- Data for this exercise
◇ ◇ ◇

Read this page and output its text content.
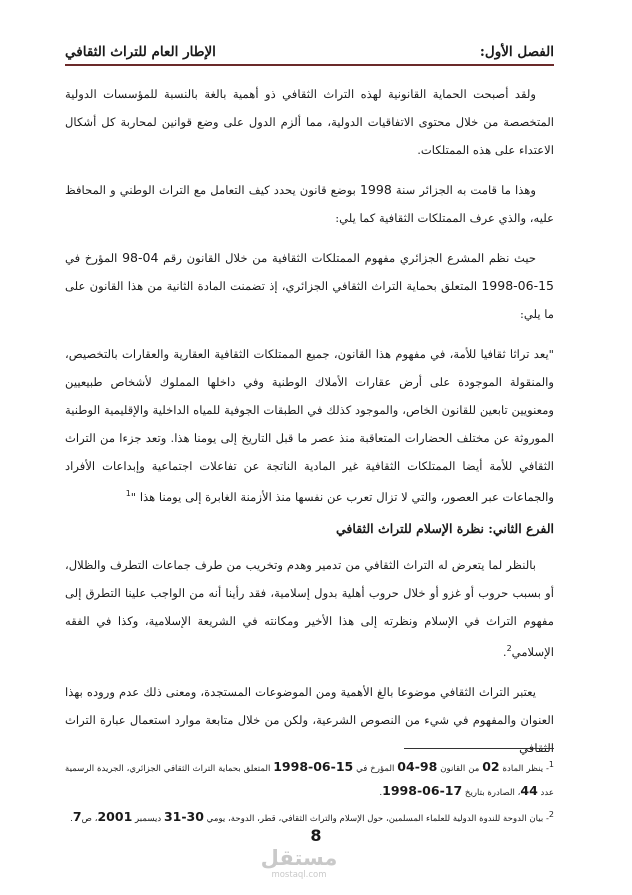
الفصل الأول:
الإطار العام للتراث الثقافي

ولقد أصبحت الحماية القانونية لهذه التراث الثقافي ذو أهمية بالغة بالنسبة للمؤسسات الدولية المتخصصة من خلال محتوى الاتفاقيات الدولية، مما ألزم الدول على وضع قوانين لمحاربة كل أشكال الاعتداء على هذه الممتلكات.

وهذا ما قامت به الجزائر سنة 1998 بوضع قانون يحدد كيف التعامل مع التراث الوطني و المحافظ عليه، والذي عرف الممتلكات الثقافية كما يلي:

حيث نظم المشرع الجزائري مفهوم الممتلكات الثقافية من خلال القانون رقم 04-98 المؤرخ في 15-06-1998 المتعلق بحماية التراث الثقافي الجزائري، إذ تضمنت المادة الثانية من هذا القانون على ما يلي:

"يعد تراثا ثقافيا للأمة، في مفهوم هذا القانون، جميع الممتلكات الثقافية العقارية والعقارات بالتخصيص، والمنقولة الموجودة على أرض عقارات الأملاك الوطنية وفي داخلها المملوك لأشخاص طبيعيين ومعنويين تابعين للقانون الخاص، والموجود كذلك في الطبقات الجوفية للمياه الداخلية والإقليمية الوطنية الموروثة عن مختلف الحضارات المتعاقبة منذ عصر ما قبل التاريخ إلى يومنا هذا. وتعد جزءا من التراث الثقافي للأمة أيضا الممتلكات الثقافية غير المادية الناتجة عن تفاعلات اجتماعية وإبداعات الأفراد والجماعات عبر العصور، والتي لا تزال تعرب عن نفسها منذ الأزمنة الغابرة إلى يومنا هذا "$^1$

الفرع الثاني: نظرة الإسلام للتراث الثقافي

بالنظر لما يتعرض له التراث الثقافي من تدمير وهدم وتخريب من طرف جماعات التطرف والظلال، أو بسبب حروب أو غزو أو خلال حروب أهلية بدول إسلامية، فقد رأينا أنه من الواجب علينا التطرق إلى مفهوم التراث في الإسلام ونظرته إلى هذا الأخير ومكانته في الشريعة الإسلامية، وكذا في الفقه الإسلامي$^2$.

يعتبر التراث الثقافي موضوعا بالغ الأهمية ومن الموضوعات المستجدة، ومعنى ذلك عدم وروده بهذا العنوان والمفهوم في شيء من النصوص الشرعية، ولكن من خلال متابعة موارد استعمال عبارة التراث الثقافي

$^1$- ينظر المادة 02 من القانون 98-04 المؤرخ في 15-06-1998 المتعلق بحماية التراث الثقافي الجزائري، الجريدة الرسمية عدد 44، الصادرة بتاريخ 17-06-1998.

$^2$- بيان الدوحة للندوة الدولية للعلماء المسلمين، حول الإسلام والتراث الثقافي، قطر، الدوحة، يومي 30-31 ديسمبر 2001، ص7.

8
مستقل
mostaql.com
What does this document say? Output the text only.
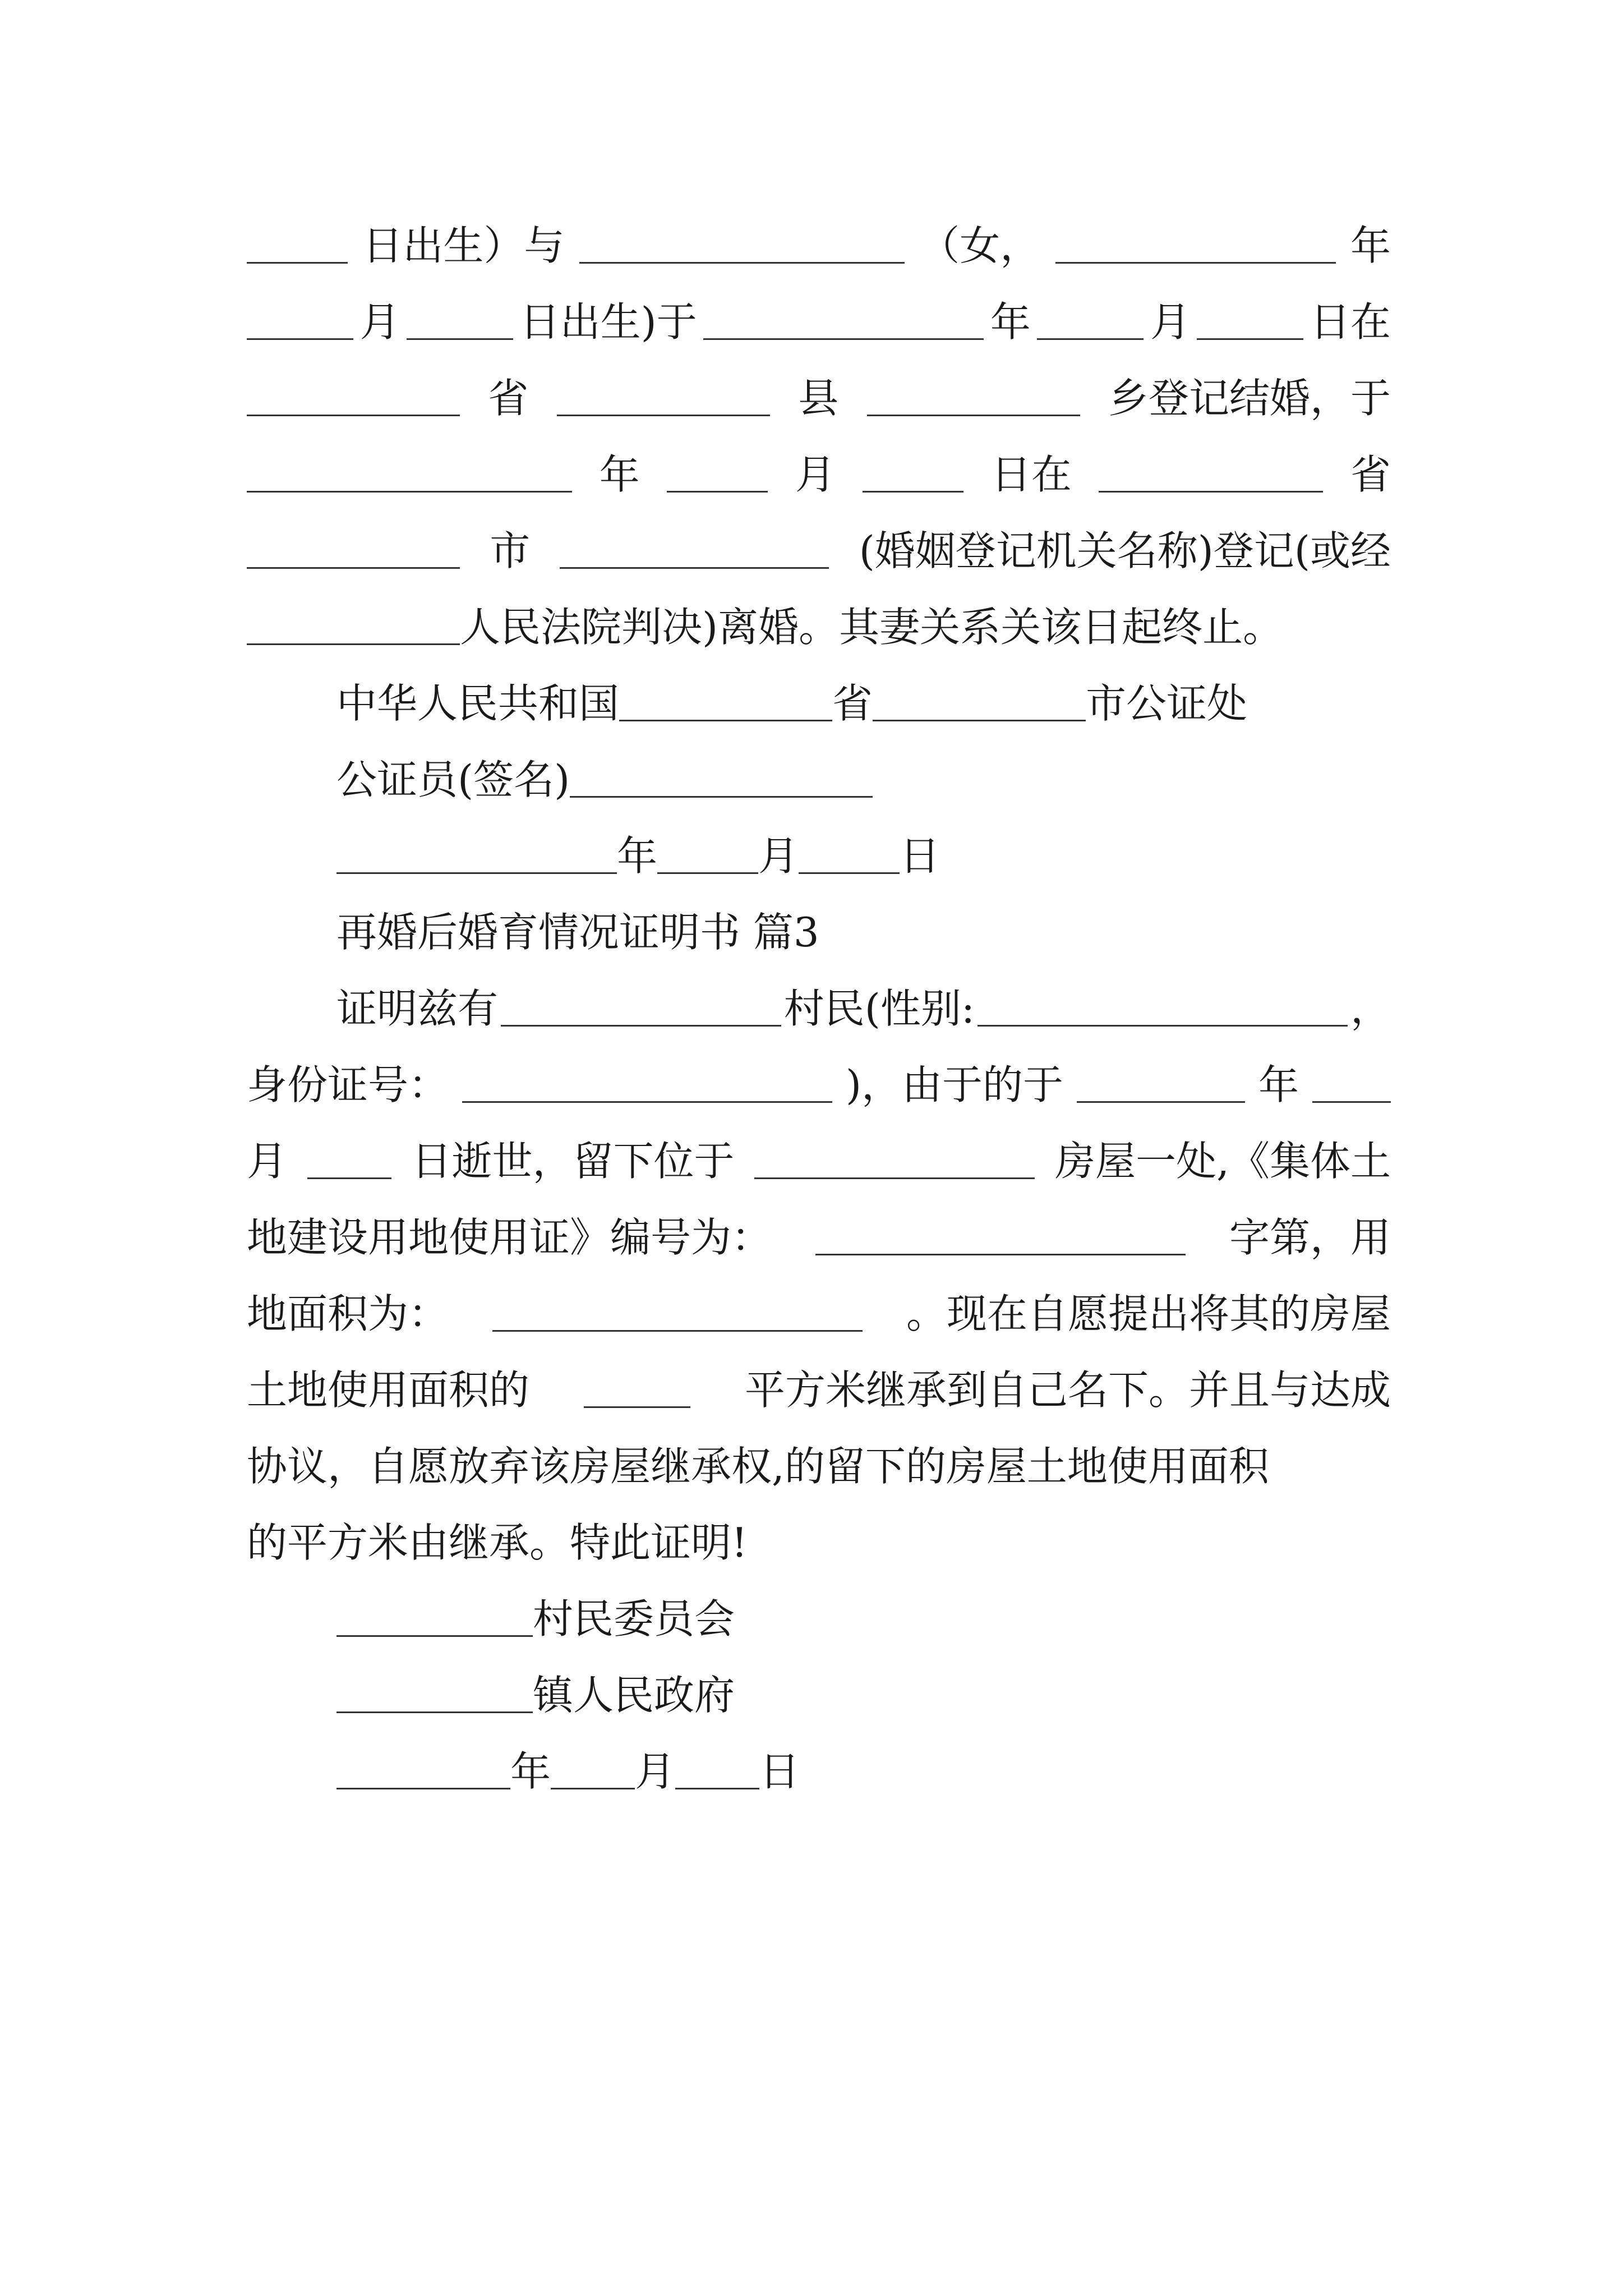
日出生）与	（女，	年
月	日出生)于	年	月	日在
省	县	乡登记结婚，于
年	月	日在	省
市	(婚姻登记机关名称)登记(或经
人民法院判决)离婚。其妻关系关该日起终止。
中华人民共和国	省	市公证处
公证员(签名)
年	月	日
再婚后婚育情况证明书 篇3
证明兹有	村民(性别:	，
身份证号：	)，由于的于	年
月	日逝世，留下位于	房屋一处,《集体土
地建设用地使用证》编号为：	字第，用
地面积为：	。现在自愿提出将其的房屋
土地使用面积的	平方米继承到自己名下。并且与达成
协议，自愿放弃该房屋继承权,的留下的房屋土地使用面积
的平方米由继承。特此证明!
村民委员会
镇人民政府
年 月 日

◇ ◇ ◇

- Given exercise
In the material above, find the lines that contain "للتراث" and show them.

- Answer to the problem
الإطار العام للتراث الثقافي
الفرع الثاني: نظرة الإسلام للتراث الثقافي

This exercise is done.